» **Task to complete**: Work out the number of lines containing "Listening". Give that number alone.
-- BEGIN Material to process --
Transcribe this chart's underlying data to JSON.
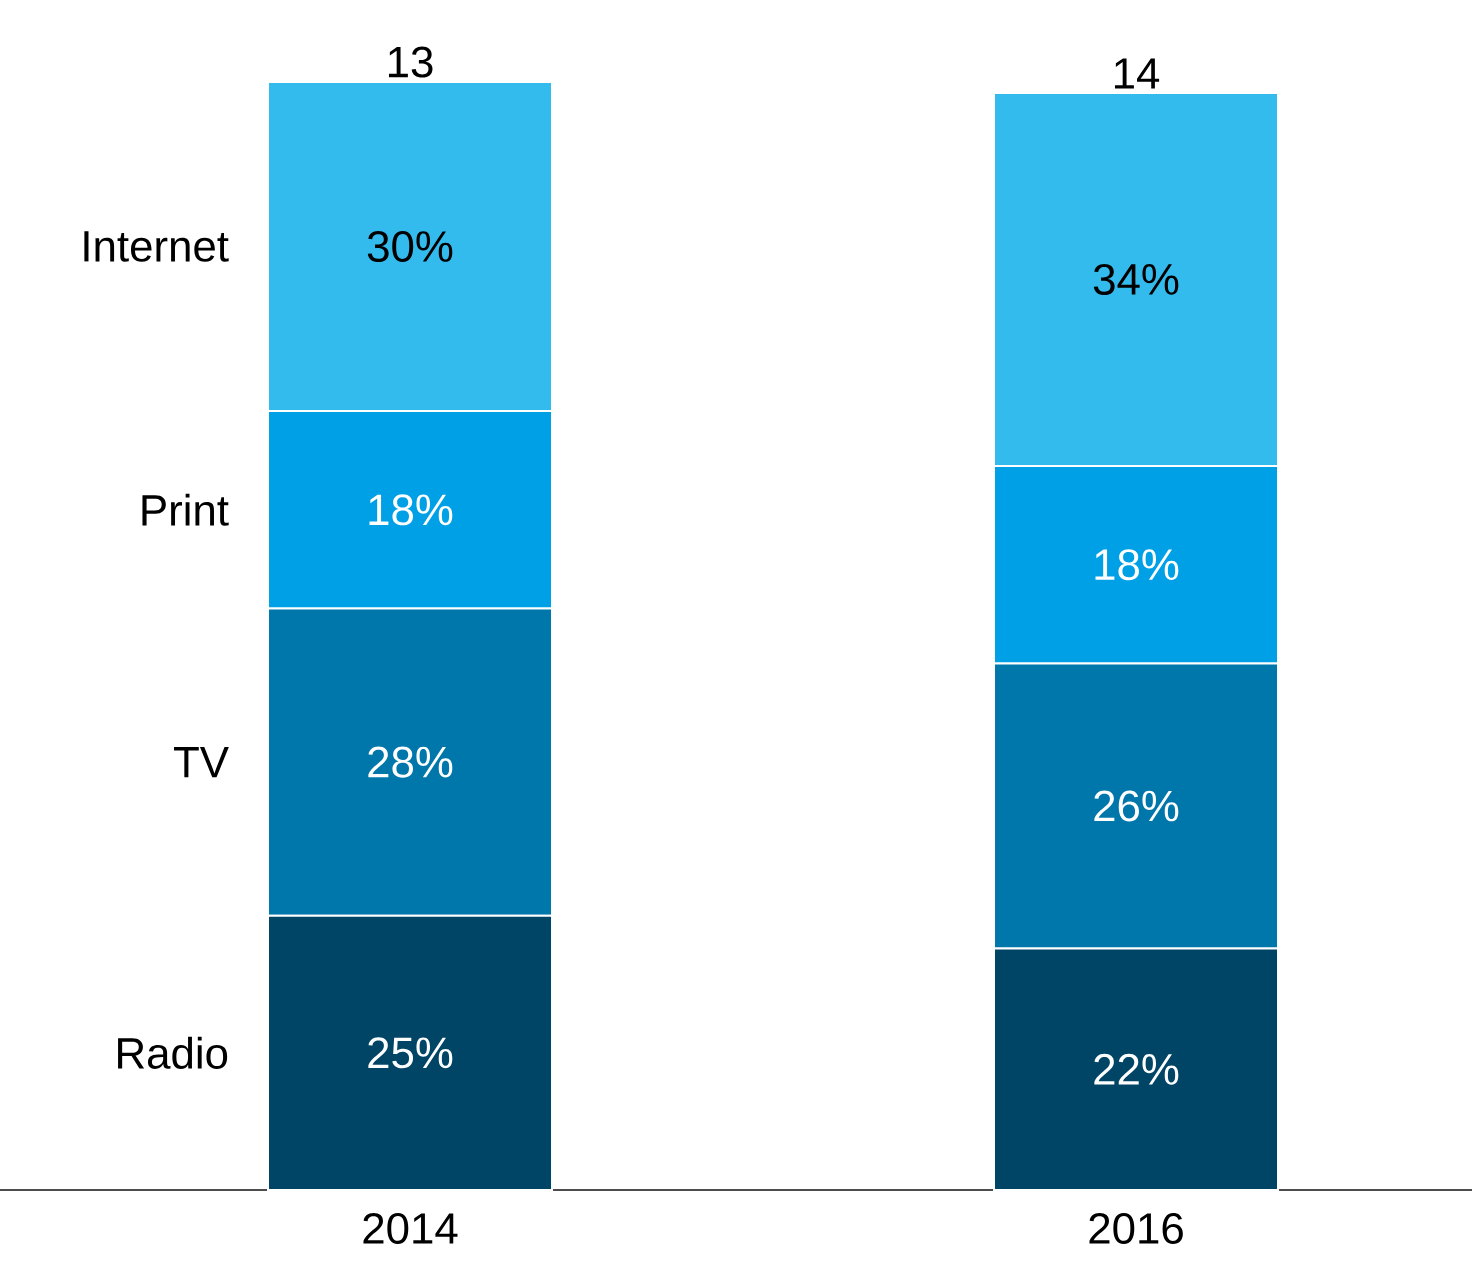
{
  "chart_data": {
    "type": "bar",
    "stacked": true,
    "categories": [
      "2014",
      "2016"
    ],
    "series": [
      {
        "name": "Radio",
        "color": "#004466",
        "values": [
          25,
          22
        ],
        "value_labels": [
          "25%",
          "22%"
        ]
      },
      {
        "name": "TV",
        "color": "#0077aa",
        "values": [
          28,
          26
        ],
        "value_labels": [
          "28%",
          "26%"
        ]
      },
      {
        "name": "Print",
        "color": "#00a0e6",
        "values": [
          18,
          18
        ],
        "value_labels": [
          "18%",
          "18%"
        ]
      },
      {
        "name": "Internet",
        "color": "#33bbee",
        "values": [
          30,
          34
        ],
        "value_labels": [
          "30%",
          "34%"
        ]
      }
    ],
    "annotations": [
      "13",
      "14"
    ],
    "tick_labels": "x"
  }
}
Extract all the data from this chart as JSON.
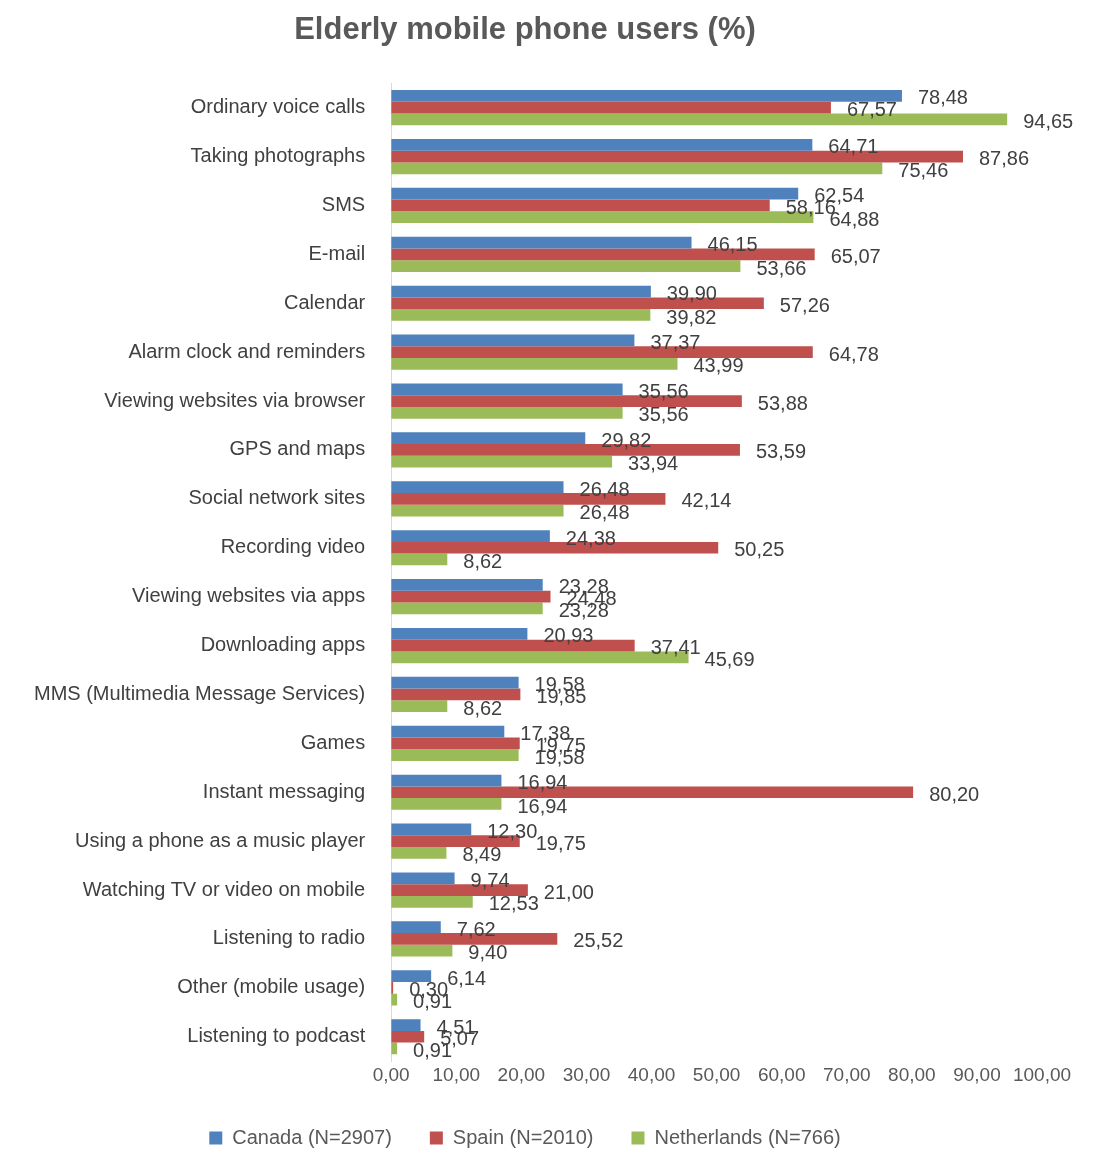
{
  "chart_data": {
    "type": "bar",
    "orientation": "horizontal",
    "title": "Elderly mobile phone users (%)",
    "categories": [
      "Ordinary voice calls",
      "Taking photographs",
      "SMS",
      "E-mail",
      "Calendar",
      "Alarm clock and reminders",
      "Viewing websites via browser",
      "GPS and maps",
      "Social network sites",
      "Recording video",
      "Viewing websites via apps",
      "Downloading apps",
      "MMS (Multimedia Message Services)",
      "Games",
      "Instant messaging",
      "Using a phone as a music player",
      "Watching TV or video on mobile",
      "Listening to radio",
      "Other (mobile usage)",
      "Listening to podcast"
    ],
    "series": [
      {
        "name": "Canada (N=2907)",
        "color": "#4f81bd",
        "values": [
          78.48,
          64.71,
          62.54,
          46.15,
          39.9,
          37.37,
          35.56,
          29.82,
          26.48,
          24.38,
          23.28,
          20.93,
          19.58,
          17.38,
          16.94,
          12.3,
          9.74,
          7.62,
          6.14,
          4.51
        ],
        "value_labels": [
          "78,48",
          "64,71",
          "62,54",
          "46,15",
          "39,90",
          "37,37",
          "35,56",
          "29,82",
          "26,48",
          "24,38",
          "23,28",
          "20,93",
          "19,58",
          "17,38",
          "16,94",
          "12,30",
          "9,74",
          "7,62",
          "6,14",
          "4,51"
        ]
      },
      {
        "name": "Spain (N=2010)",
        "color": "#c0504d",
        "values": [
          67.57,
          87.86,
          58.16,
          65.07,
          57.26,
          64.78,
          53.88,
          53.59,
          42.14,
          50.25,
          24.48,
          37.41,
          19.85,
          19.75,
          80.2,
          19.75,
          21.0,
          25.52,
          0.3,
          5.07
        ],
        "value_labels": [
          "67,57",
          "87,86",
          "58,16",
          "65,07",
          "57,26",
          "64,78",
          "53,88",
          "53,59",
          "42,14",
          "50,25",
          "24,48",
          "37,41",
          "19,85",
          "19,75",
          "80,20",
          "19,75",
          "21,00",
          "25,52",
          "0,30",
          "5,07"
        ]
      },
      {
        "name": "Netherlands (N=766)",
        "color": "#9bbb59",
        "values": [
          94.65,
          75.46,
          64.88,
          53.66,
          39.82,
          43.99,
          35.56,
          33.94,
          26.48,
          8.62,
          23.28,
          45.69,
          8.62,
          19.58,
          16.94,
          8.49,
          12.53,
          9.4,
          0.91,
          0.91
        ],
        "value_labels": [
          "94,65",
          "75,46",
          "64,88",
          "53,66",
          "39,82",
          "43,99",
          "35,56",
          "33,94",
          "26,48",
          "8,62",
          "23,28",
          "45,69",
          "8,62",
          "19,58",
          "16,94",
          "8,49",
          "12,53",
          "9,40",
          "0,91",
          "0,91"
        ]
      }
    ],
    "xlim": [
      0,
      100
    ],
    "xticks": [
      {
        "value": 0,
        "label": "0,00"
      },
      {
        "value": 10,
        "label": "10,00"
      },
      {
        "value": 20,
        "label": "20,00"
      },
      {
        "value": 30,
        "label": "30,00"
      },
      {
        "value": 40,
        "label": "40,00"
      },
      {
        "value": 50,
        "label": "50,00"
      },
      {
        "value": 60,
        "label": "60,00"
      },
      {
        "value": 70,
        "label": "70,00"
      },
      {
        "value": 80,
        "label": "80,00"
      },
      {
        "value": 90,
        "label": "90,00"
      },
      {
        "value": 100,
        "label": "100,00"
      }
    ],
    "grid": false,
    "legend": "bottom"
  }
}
-- END Material to process --
-- BEGIN Material to process --
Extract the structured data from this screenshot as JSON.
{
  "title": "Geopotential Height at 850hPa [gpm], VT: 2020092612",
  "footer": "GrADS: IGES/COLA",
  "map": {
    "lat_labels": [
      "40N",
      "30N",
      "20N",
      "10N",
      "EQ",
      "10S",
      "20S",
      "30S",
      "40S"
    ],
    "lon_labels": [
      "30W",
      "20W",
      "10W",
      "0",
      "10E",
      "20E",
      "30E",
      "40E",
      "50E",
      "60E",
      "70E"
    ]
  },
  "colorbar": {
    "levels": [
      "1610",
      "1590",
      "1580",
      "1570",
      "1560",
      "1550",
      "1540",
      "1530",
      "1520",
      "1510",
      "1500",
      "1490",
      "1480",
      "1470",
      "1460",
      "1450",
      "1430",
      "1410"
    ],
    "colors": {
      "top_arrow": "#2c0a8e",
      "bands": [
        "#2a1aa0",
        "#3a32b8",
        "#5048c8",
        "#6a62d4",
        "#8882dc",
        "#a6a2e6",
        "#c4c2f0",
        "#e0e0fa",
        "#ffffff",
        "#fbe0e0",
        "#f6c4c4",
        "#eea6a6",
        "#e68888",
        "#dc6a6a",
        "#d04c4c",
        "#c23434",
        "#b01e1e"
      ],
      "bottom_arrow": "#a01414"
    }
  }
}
-- END Material to process --
» **Exercise answer**: 2